Extracted records
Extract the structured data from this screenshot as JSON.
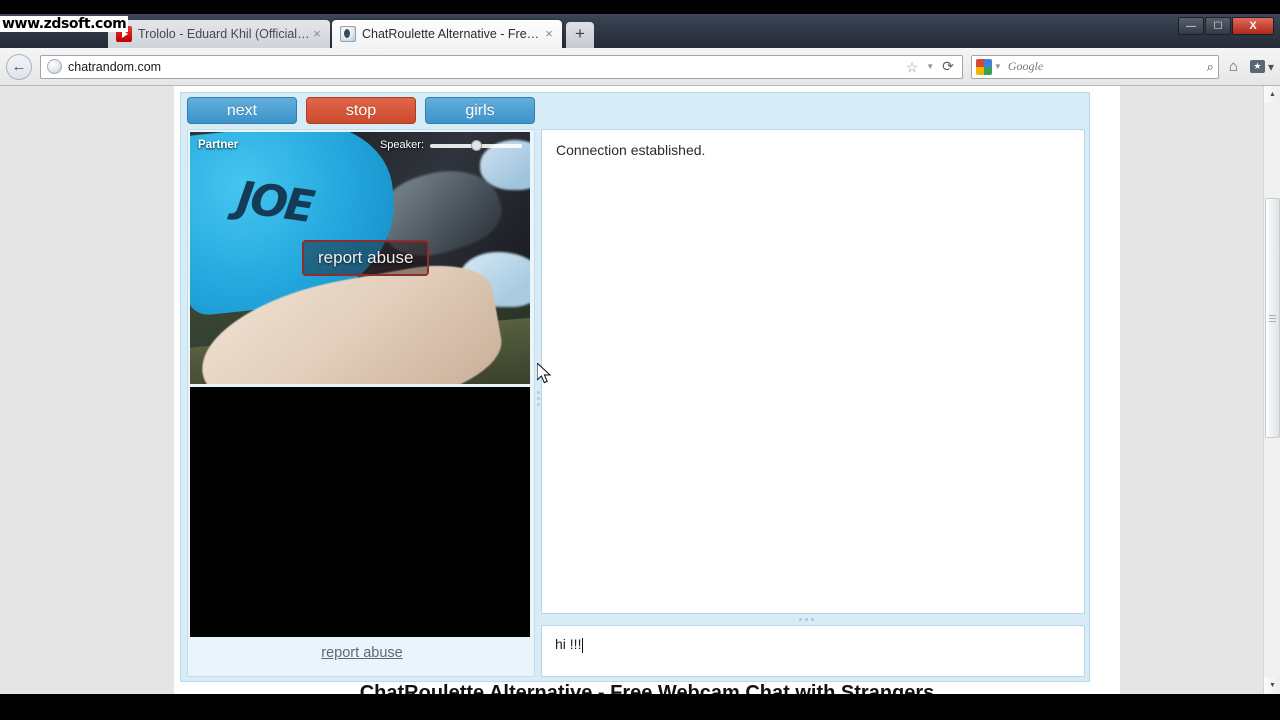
{
  "watermark": {
    "text": "www.zdsoft.com"
  },
  "window": {
    "minimize_label": "—",
    "restore_label": "❐",
    "close_label": "X"
  },
  "tabs": [
    {
      "title": "Trololo - Eduard Khil (Official Video) ...",
      "favicon": "youtube-icon",
      "close_label": "×",
      "active": false
    },
    {
      "title": "ChatRoulette Alternative - Free Webc...",
      "favicon": "globe-icon",
      "close_label": "×",
      "active": true
    }
  ],
  "newtab_label": "+",
  "navbar": {
    "back_label": "←",
    "address_value": "chatrandom.com",
    "star_label": "☆",
    "caret_label": "▼",
    "reload_label": "⟳",
    "home_label": "⌂",
    "favorites_label": "★",
    "favorites_caret": "▾"
  },
  "search": {
    "engine": "google-icon",
    "placeholder": "Google",
    "magnifier_label": "⌕"
  },
  "site": {
    "controls": [
      {
        "label": "next",
        "style": "blue"
      },
      {
        "label": "stop",
        "style": "red"
      },
      {
        "label": "girls",
        "style": "blue"
      }
    ],
    "partner_video": {
      "label": "Partner",
      "speaker_label": "Speaker:",
      "volume_percent": 45,
      "report_overlay_label": "report abuse",
      "shirt_text": "JOE"
    },
    "self_video": {
      "label": ""
    },
    "report_link_label": "report abuse",
    "chat": {
      "log_message": "Connection established.",
      "input_value": "hi !!!"
    },
    "page_heading": "ChatRoulette Alternative - Free Webcam Chat with Strangers"
  },
  "colors": {
    "button_blue": "#3d93c9",
    "button_red": "#cc4a2c",
    "panel_blue": "#d8ecf7",
    "chat_border": "#b9d4e6"
  }
}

**WORK REQUIRED:** Pictures are excluded; output everything else in the data verbatim.

**RESPONSE:**
Extract the structured data from this screenshot as JSON.
{
  "watermark": {
    "text": "www.zdsoft.com"
  },
  "window": {
    "minimize_label": "—",
    "restore_label": "❐",
    "close_label": "X"
  },
  "tabs": [
    {
      "title": "Trololo - Eduard Khil (Official Video) ...",
      "favicon": "youtube-icon",
      "close_label": "×",
      "active": false
    },
    {
      "title": "ChatRoulette Alternative - Free Webc...",
      "favicon": "globe-icon",
      "close_label": "×",
      "active": true
    }
  ],
  "newtab_label": "+",
  "navbar": {
    "back_label": "←",
    "address_value": "chatrandom.com",
    "star_label": "☆",
    "caret_label": "▼",
    "reload_label": "⟳",
    "home_label": "⌂",
    "favorites_label": "★",
    "favorites_caret": "▾"
  },
  "search": {
    "engine": "google-icon",
    "placeholder": "Google",
    "magnifier_label": "⌕"
  },
  "site": {
    "controls": [
      {
        "label": "next",
        "style": "blue"
      },
      {
        "label": "stop",
        "style": "red"
      },
      {
        "label": "girls",
        "style": "blue"
      }
    ],
    "partner_video": {
      "label": "Partner",
      "speaker_label": "Speaker:",
      "volume_percent": 45,
      "report_overlay_label": "report abuse",
      "shirt_text": "JOE"
    },
    "self_video": {
      "label": ""
    },
    "report_link_label": "report abuse",
    "chat": {
      "log_message": "Connection established.",
      "input_value": "hi !!!"
    },
    "page_heading": "ChatRoulette Alternative - Free Webcam Chat with Strangers"
  },
  "colors": {
    "button_blue": "#3d93c9",
    "button_red": "#cc4a2c",
    "panel_blue": "#d8ecf7",
    "chat_border": "#b9d4e6"
  }
}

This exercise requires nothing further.